> [WHAT IS EXPECTED]: Starting at the line with "What does this", transcribe each line through the final one, both included, and add nothing.

(Stored data entries)

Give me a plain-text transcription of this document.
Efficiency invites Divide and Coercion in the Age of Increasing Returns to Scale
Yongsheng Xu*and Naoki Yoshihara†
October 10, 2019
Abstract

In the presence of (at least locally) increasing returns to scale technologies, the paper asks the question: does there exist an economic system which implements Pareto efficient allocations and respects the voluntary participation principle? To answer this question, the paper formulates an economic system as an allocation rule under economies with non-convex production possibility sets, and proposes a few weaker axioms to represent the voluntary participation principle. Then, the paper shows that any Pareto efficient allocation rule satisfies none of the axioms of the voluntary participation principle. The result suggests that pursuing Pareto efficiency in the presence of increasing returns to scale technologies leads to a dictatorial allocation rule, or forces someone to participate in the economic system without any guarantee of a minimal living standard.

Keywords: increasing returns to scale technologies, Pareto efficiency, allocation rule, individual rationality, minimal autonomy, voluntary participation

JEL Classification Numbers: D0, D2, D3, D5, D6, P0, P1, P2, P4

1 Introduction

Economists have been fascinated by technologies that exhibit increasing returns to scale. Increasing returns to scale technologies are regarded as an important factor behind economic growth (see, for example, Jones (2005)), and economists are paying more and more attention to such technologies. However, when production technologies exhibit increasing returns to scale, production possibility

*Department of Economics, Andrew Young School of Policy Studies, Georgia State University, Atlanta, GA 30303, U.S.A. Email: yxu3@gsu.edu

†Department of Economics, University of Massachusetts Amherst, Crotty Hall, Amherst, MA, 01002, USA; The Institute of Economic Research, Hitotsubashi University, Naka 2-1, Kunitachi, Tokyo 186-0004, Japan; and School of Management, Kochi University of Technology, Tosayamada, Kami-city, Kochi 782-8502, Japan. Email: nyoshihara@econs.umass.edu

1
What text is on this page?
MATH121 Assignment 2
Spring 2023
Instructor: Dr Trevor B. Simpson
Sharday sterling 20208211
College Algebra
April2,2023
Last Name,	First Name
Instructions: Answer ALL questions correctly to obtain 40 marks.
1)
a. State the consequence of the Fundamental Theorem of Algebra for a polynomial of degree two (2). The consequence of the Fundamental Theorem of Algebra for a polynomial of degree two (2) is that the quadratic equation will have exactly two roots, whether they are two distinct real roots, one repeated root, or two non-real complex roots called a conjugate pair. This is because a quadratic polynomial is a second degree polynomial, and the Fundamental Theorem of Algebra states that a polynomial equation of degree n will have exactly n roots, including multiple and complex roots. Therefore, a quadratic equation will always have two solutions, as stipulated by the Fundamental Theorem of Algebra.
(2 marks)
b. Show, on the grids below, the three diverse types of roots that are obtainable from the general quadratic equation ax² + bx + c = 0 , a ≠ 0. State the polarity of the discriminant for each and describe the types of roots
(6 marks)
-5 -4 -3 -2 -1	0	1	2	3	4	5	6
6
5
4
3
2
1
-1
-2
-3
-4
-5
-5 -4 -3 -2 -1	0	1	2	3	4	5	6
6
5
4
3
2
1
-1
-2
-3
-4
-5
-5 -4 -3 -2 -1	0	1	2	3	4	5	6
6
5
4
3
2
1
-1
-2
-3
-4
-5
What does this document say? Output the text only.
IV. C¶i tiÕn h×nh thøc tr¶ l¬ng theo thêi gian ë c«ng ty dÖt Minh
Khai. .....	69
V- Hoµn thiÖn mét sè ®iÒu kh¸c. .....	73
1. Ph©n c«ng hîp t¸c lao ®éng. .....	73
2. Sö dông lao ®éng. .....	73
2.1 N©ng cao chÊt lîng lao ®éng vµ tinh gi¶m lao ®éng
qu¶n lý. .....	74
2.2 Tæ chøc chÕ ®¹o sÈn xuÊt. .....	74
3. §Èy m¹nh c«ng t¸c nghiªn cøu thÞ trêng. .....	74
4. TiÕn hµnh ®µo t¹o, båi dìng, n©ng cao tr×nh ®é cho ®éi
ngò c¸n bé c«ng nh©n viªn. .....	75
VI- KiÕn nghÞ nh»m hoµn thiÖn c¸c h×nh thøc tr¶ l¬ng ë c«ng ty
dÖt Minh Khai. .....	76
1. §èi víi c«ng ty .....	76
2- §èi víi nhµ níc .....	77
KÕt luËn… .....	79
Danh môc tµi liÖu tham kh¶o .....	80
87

> [COMPLETE ANSWER]:
What does this document say? Output the text only.
IV. C¶i tiÕn h×nh thøc tr¶ l¬ng theo thêi gian ë c«ng ty dÖt Minh
Khai. .....	69
V- Hoµn thiÖn mét sè ®iÒu kh¸c. .....	73
1. Ph©n c«ng hîp t¸c lao ®éng. .....	73
2. Sö dông lao ®éng. .....	73
2.1 N©ng cao chÊt lîng lao ®éng vµ tinh gi¶m lao ®éng
qu¶n lý. .....	74
2.2 Tæ chøc chÕ ®¹o sÈn xuÊt. .....	74
3. §Èy m¹nh c«ng t¸c nghiªn cøu thÞ trêng. .....	74
4. TiÕn hµnh ®µo t¹o, båi dìng, n©ng cao tr×nh ®é cho ®éi
ngò c¸n bé c«ng nh©n viªn. .....	75
VI- KiÕn nghÞ nh»m hoµn thiÖn c¸c h×nh thøc tr¶ l¬ng ë c«ng ty
dÖt Minh Khai. .....	76
1. §èi víi c«ng ty .....	76
2- §èi víi nhµ níc .....	77
KÕt luËn… .....	79
Danh môc tµi liÖu tham kh¶o .....	80
87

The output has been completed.